__What you will do__: Can you lay out each line of the records below as a numbered list, skipping any blank lines?

__Input material__:
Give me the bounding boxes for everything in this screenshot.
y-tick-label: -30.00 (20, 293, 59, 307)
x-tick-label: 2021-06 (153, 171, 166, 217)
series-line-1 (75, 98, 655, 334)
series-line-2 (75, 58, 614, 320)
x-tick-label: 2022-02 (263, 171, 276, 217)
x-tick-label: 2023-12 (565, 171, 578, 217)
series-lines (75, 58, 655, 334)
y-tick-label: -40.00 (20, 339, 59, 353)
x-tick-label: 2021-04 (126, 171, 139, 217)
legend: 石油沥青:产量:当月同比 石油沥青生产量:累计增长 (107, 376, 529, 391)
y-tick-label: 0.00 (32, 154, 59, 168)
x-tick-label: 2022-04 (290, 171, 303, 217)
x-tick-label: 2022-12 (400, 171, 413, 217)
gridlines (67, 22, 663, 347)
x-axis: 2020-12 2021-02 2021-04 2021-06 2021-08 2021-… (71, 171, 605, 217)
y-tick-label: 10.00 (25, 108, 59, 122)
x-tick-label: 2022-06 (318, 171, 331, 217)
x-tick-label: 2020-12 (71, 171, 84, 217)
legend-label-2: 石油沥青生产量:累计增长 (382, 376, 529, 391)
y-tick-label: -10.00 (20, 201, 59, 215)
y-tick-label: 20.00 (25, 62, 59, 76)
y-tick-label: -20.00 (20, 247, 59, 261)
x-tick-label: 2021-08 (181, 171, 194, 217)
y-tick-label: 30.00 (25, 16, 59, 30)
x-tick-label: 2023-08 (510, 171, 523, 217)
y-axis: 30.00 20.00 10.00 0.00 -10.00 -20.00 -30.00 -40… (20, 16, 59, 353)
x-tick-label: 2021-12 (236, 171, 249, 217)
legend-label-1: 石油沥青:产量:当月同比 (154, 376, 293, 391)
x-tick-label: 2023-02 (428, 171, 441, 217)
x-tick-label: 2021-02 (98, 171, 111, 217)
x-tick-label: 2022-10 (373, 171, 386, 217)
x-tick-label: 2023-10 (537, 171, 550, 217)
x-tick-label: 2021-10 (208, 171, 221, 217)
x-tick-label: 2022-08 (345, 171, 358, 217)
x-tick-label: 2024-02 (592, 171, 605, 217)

__Solution__:
1. Give me the bounding boxes for everything in this screenshot.
2. y-tick-label: -30.00 (20, 293, 59, 307)
3. x-tick-label: 2021-06 (153, 171, 166, 217)
4. series-line-1 (75, 98, 655, 334)
5. series-line-2 (75, 58, 614, 320)
6. x-tick-label: 2022-02 (263, 171, 276, 217)
7. x-tick-label: 2023-12 (565, 171, 578, 217)
8. series-lines (75, 58, 655, 334)
9. y-tick-label: -40.00 (20, 339, 59, 353)
10. x-tick-label: 2021-04 (126, 171, 139, 217)
11. legend: 石油沥青:产量:当月同比 石油沥青生产量:累计增长 (107, 376, 529, 391)
12. y-tick-label: 0.00 (32, 154, 59, 168)
13. x-tick-label: 2022-04 (290, 171, 303, 217)
14. x-tick-label: 2022-12 (400, 171, 413, 217)
15. gridlines (67, 22, 663, 347)
16. x-axis: 2020-12 2021-02 2021-04 2021-06 2021-08 2021-… (71, 171, 605, 217)
17. y-tick-label: 10.00 (25, 108, 59, 122)
18. x-tick-label: 2022-06 (318, 171, 331, 217)
19. x-tick-label: 2020-12 (71, 171, 84, 217)
20. legend-label-2: 石油沥青生产量:累计增长 (382, 376, 529, 391)
21. y-tick-label: -10.00 (20, 201, 59, 215)
22. y-tick-label: 20.00 (25, 62, 59, 76)
23. y-tick-label: -20.00 (20, 247, 59, 261)
24. x-tick-label: 2021-08 (181, 171, 194, 217)
25. y-tick-label: 30.00 (25, 16, 59, 30)
26. x-tick-label: 2023-08 (510, 171, 523, 217)
27. y-axis: 30.00 20.00 10.00 0.00 -10.00 -20.00 -30.00 -40… (20, 16, 59, 353)
28. x-tick-label: 2021-12 (236, 171, 249, 217)
29. legend-label-1: 石油沥青:产量:当月同比 (154, 376, 293, 391)
30. x-tick-label: 2023-02 (428, 171, 441, 217)
31. x-tick-label: 2021-02 (98, 171, 111, 217)
32. x-tick-label: 2022-10 (373, 171, 386, 217)
33. x-tick-label: 2023-10 (537, 171, 550, 217)
34. x-tick-label: 2021-10 (208, 171, 221, 217)
35. x-tick-label: 2022-08 (345, 171, 358, 217)
36. x-tick-label: 2024-02 (592, 171, 605, 217)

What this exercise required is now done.